## [Exercise details]
Restate the records below word for word, and omit the images they hold.

## [Extracted records]
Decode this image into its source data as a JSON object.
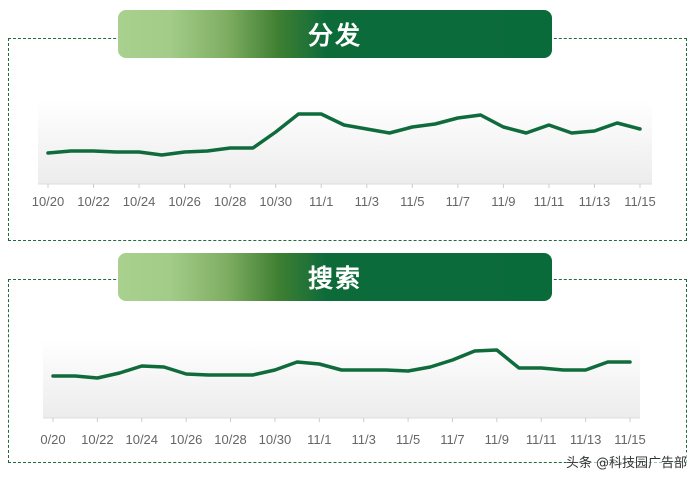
{
  "colors": {
    "line": "#0f6b3c",
    "banner_dark": "#0a6b3a",
    "banner_light": "#a9d08e",
    "border": "#1f6b3e"
  },
  "watermark": "头条 @科技园广告部",
  "chart_data": [
    {
      "type": "line",
      "title": "分发",
      "categories": [
        "10/20",
        "10/21",
        "10/22",
        "10/23",
        "10/24",
        "10/25",
        "10/26",
        "10/27",
        "10/28",
        "10/29",
        "10/30",
        "10/31",
        "11/1",
        "11/2",
        "11/3",
        "11/4",
        "11/5",
        "11/6",
        "11/7",
        "11/8",
        "11/9",
        "11/10",
        "11/11",
        "11/12",
        "11/13",
        "11/14",
        "11/15"
      ],
      "tick_labels": [
        "10/20",
        "10/22",
        "10/24",
        "10/26",
        "10/28",
        "10/30",
        "11/1",
        "11/3",
        "11/5",
        "11/7",
        "11/9",
        "11/11",
        "11/13",
        "11/15"
      ],
      "values": [
        31,
        33,
        33,
        32,
        32,
        29,
        32,
        33,
        36,
        36,
        52,
        70,
        70,
        59,
        55,
        51,
        57,
        60,
        66,
        69,
        57,
        51,
        59,
        51,
        53,
        61,
        55
      ],
      "ylim": [
        0,
        85
      ],
      "y_axis_shown": false,
      "grid": false
    },
    {
      "type": "line",
      "title": "搜索",
      "categories": [
        "10/20",
        "10/21",
        "10/22",
        "10/23",
        "10/24",
        "10/25",
        "10/26",
        "10/27",
        "10/28",
        "10/29",
        "10/30",
        "10/31",
        "11/1",
        "11/2",
        "11/3",
        "11/4",
        "11/5",
        "11/6",
        "11/7",
        "11/8",
        "11/9",
        "11/10",
        "11/11",
        "11/12",
        "11/13",
        "11/14",
        "11/15"
      ],
      "tick_labels": [
        "0/20",
        "10/22",
        "10/24",
        "10/26",
        "10/28",
        "10/30",
        "11/1",
        "11/3",
        "11/5",
        "11/7",
        "11/9",
        "11/11",
        "11/13",
        "11/15"
      ],
      "values": [
        42,
        42,
        40,
        45,
        52,
        51,
        44,
        43,
        43,
        43,
        48,
        56,
        54,
        48,
        48,
        48,
        47,
        51,
        58,
        67,
        68,
        50,
        50,
        48,
        48,
        56,
        56
      ],
      "ylim": [
        0,
        85
      ],
      "y_axis_shown": false,
      "grid": false
    }
  ]
}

## [Exercise response]
Decode this image into its source data as a JSON object.
{
  "colors": {
    "line": "#0f6b3c",
    "banner_dark": "#0a6b3a",
    "banner_light": "#a9d08e",
    "border": "#1f6b3e"
  },
  "watermark": "头条 @科技园广告部",
  "chart_data": [
    {
      "type": "line",
      "title": "分发",
      "categories": [
        "10/20",
        "10/21",
        "10/22",
        "10/23",
        "10/24",
        "10/25",
        "10/26",
        "10/27",
        "10/28",
        "10/29",
        "10/30",
        "10/31",
        "11/1",
        "11/2",
        "11/3",
        "11/4",
        "11/5",
        "11/6",
        "11/7",
        "11/8",
        "11/9",
        "11/10",
        "11/11",
        "11/12",
        "11/13",
        "11/14",
        "11/15"
      ],
      "tick_labels": [
        "10/20",
        "10/22",
        "10/24",
        "10/26",
        "10/28",
        "10/30",
        "11/1",
        "11/3",
        "11/5",
        "11/7",
        "11/9",
        "11/11",
        "11/13",
        "11/15"
      ],
      "values": [
        31,
        33,
        33,
        32,
        32,
        29,
        32,
        33,
        36,
        36,
        52,
        70,
        70,
        59,
        55,
        51,
        57,
        60,
        66,
        69,
        57,
        51,
        59,
        51,
        53,
        61,
        55
      ],
      "ylim": [
        0,
        85
      ],
      "y_axis_shown": false,
      "grid": false
    },
    {
      "type": "line",
      "title": "搜索",
      "categories": [
        "10/20",
        "10/21",
        "10/22",
        "10/23",
        "10/24",
        "10/25",
        "10/26",
        "10/27",
        "10/28",
        "10/29",
        "10/30",
        "10/31",
        "11/1",
        "11/2",
        "11/3",
        "11/4",
        "11/5",
        "11/6",
        "11/7",
        "11/8",
        "11/9",
        "11/10",
        "11/11",
        "11/12",
        "11/13",
        "11/14",
        "11/15"
      ],
      "tick_labels": [
        "0/20",
        "10/22",
        "10/24",
        "10/26",
        "10/28",
        "10/30",
        "11/1",
        "11/3",
        "11/5",
        "11/7",
        "11/9",
        "11/11",
        "11/13",
        "11/15"
      ],
      "values": [
        42,
        42,
        40,
        45,
        52,
        51,
        44,
        43,
        43,
        43,
        48,
        56,
        54,
        48,
        48,
        48,
        47,
        51,
        58,
        67,
        68,
        50,
        50,
        48,
        48,
        56,
        56
      ],
      "ylim": [
        0,
        85
      ],
      "y_axis_shown": false,
      "grid": false
    }
  ]
}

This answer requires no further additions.